> **The exercise**
Count every line of the material that holds the string "определения". Respond with the total only.

─── Given records ───

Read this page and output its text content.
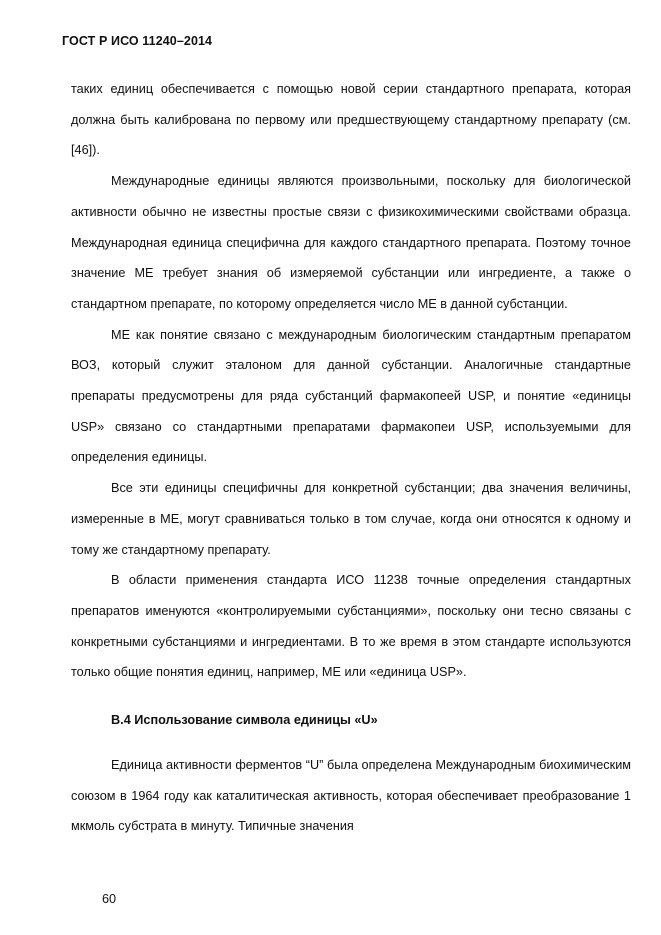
ГОСТ Р ИСО 11240–2014

таких единиц обеспечивается с помощью новой серии стандартного препарата, которая должна быть калибрована по первому или предшествующему стандартному препарату (см. [46]).

Международные единицы являются произвольными, поскольку для биологической активности обычно не известны простые связи с физикохимическими свойствами образца. Международная единица специфична для каждого стандартного препарата. Поэтому точное значение МЕ требует знания об измеряемой субстанции или ингредиенте, а также о стандартном препарате, по которому определяется число МЕ в данной субстанции.

МЕ как понятие связано с международным биологическим стандартным препаратом ВОЗ, который служит эталоном для данной субстанции. Аналогичные стандартные препараты предусмотрены для ряда субстанций фармакопеей USP, и понятие «единицы USP» связано со стандартными препаратами фармакопеи USP, используемыми для определения единицы.

Все эти единицы специфичны для конкретной субстанции; два значения величины, измеренные в МЕ, могут сравниваться только в том случае, когда они относятся к одному и тому же стандартному препарату.

В области применения стандарта ИСО 11238 точные определения стандартных препаратов именуются «контролируемыми субстанциями», поскольку они тесно связаны с конкретными субстанциями и ингредиентами. В то же время в этом стандарте используются только общие понятия единиц, например, МЕ или «единица USP».

В.4 Использование символа единицы «U»

Единица активности ферментов “U” была определена Международным биохимическим союзом в 1964 году как каталитическая активность, которая обеспечивает преобразование 1 мкмоль субстрата в минуту. Типичные значения

60
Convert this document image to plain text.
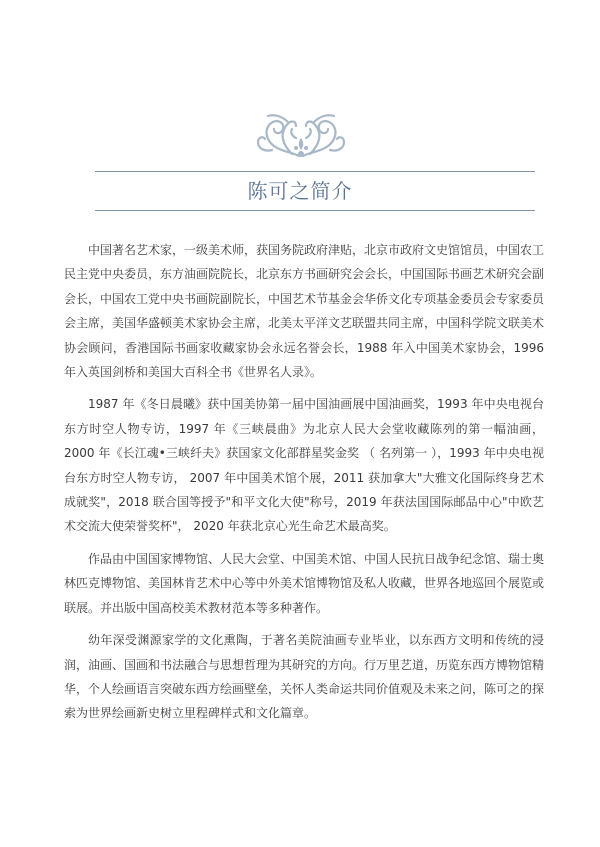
陈可之简介

中国著名艺术家，一级美术师，获国务院政府津贴，北京市政府文史馆馆员，中国农工民主党中央委员，东方油画院院长，北京东方书画研究会会长，中国国际书画艺术研究会副会长，中国农工党中央书画院副院长，中国艺术节基金会华侨文化专项基金委员会专家委员会主席，美国华盛顿美术家协会主席，北美太平洋文艺联盟共同主席，中国科学院文联美术协会顾问，香港国际书画家收藏家协会永远名誉会长，1988 年入中国美术家协会，1996 年入英国剑桥和美国大百科全书《世界名人录》。

1987 年《冬日晨曦》获中国美协第一届中国油画展中国油画奖，1993 年中央电视台东方时空人物专访，1997 年《三峡晨曲》为北京人民大会堂收藏陈列的第一幅油画，2000 年《长江魂•三峡纤夫》获国家文化部群星奖金奖 （ 名列第一 ），1993 年中央电视台东方时空人物专访， 2007 年中国美术馆个展，2011 获加拿大"大雅文化国际终身艺术成就奖"，2018 联合国等授予"和平文化大使"称号，2019 年获法国国际邮品中心"中欧艺术交流大使荣誉奖杯"， 2020 年获北京心光生命艺术最高奖。

作品由中国国家博物馆、人民大会堂、中国美术馆、中国人民抗日战争纪念馆、瑞士奥林匹克博物馆、美国林肯艺术中心等中外美术馆博物馆及私人收藏，世界各地巡回个展览或联展。并出版中国高校美术教材范本等多种著作。

幼年深受渊源家学的文化熏陶，于著名美院油画专业毕业，以东西方文明和传统的浸润，油画、国画和书法融合与思想哲理为其研究的方向。行万里艺道，历览东西方博物馆精华，个人绘画语言突破东西方绘画壁垒，关怀人类命运共同价值观及未来之问，陈可之的探索为世界绘画新史树立里程碑样式和文化篇章。
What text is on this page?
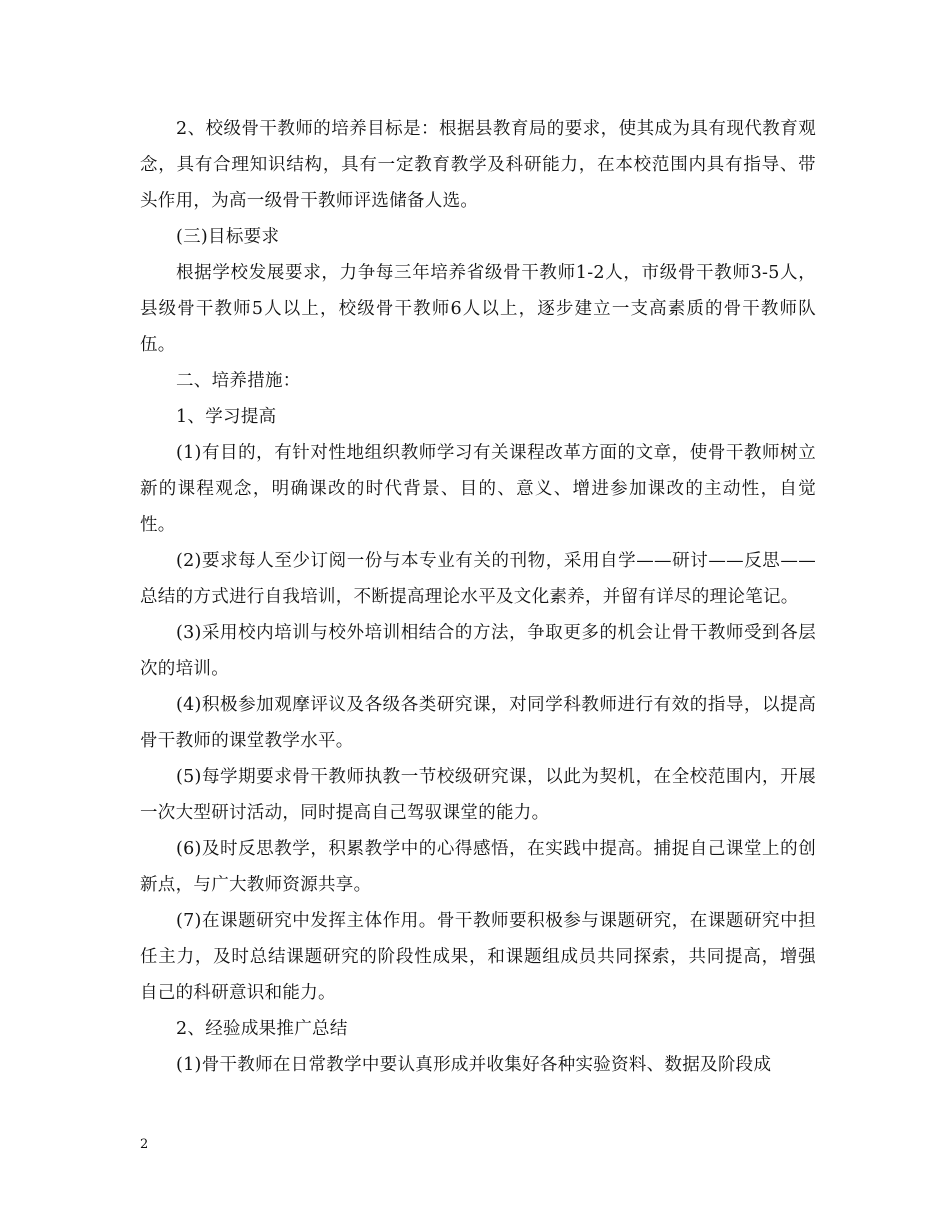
2、校级骨干教师的培养目标是：根据县教育局的要求，使其成为具有现代教育观念，具有合理知识结构，具有一定教育教学及科研能力，在本校范围内具有指导、带头作用，为高一级骨干教师评选储备人选。

(三)目标要求

根据学校发展要求，力争每三年培养省级骨干教师1-2人，市级骨干教师3-5人，县级骨干教师5人以上，校级骨干教师6人以上，逐步建立一支高素质的骨干教师队伍。

二、培养措施：

1、学习提高

(1)有目的，有针对性地组织教师学习有关课程改革方面的文章，使骨干教师树立新的课程观念，明确课改的时代背景、目的、意义、增进参加课改的主动性，自觉性。

(2)要求每人至少订阅一份与本专业有关的刊物，采用自学——研讨——反思——总结的方式进行自我培训，不断提高理论水平及文化素养，并留有详尽的理论笔记。

(3)采用校内培训与校外培训相结合的方法，争取更多的机会让骨干教师受到各层次的培训。

(4)积极参加观摩评议及各级各类研究课，对同学科教师进行有效的指导，以提高骨干教师的课堂教学水平。

(5)每学期要求骨干教师执教一节校级研究课，以此为契机，在全校范围内，开展一次大型研讨活动，同时提高自己驾驭课堂的能力。

(6)及时反思教学，积累教学中的心得感悟，在实践中提高。捕捉自己课堂上的创新点，与广大教师资源共享。

(7)在课题研究中发挥主体作用。骨干教师要积极参与课题研究，在课题研究中担任主力，及时总结课题研究的阶段性成果，和课题组成员共同探索，共同提高，增强自己的科研意识和能力。

2、经验成果推广总结

(1)骨干教师在日常教学中要认真形成并收集好各种实验资料、数据及阶段成

2
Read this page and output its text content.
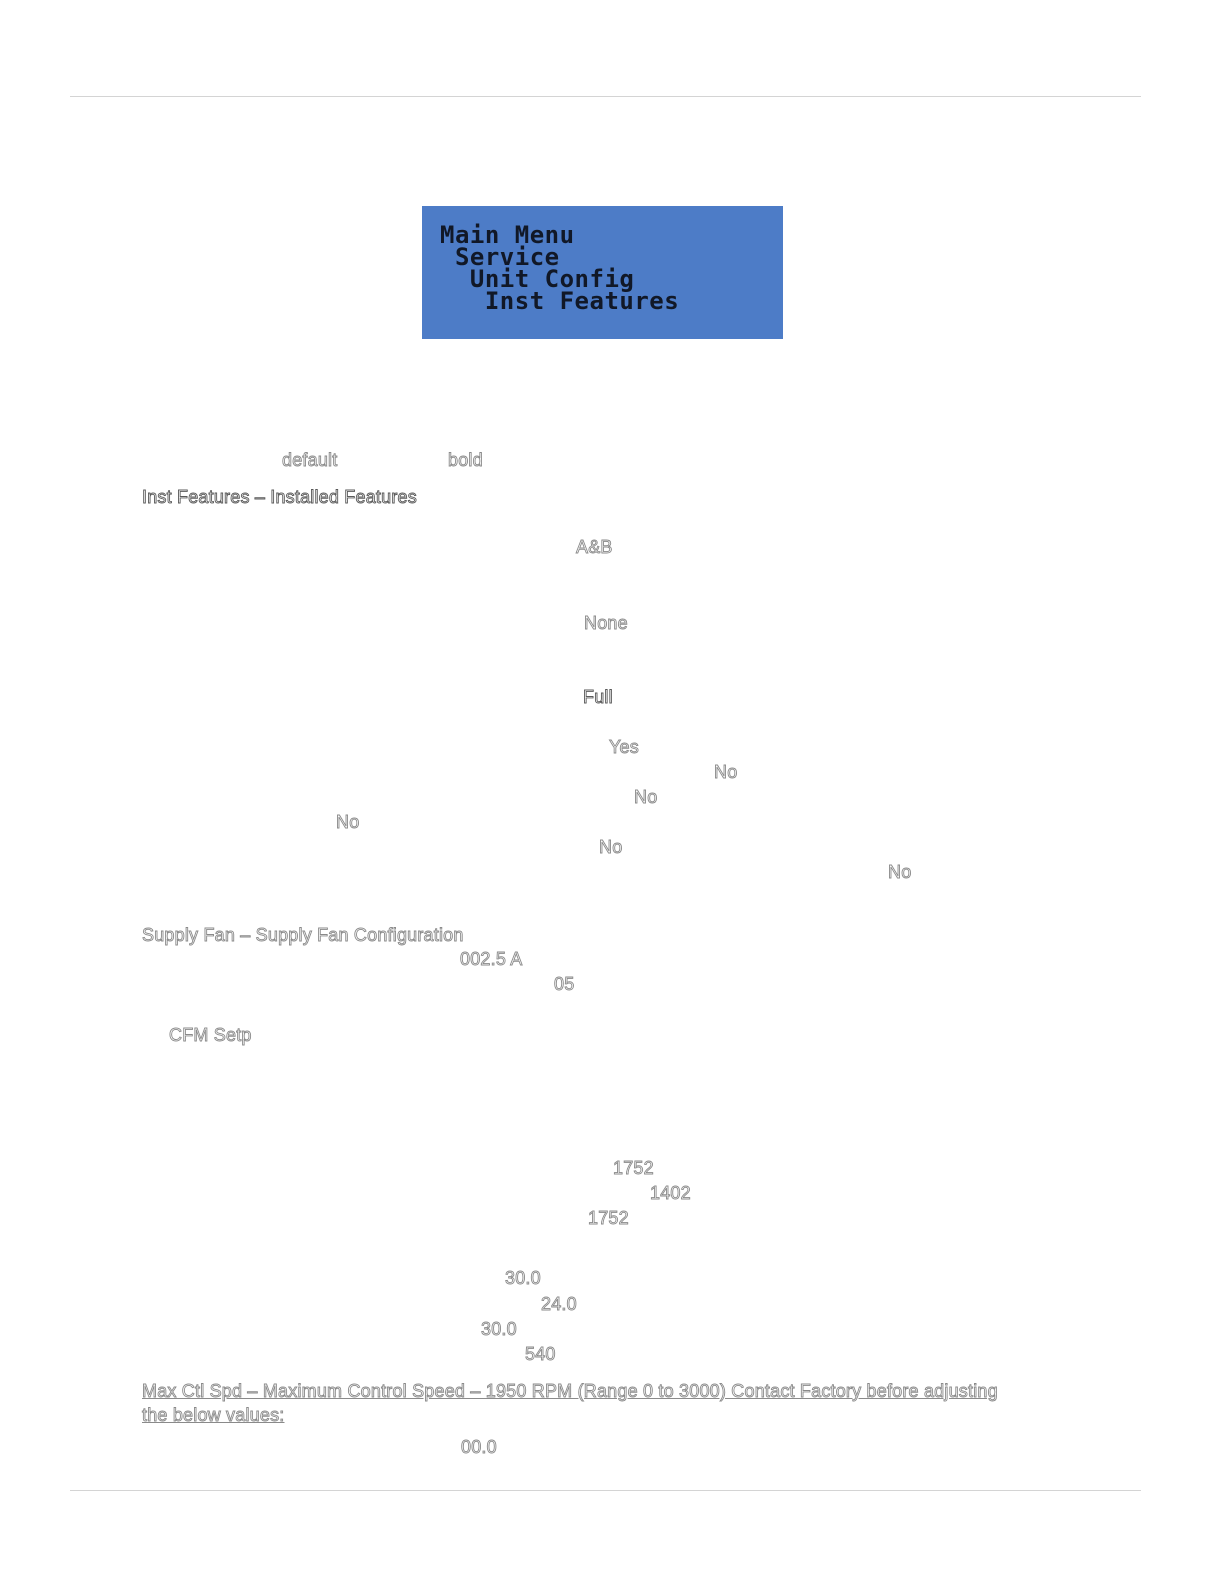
Main Menu
Service
Unit Config
Inst Features
default	bold
Inst Features – Installed Features
A&B
None
Full
Yes
No
No
No
No
No
Supply Fan – Supply Fan Configuration
002.5 A
05
CFM Setp
1752
1402
1752
30.0
24.0
30.0
540
Max Ctl Spd – Maximum Control Speed – 1950 RPM (Range 0 to 3000) Contact Factory before adjusting
the below values:
00.0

───

> **Problem solution**
2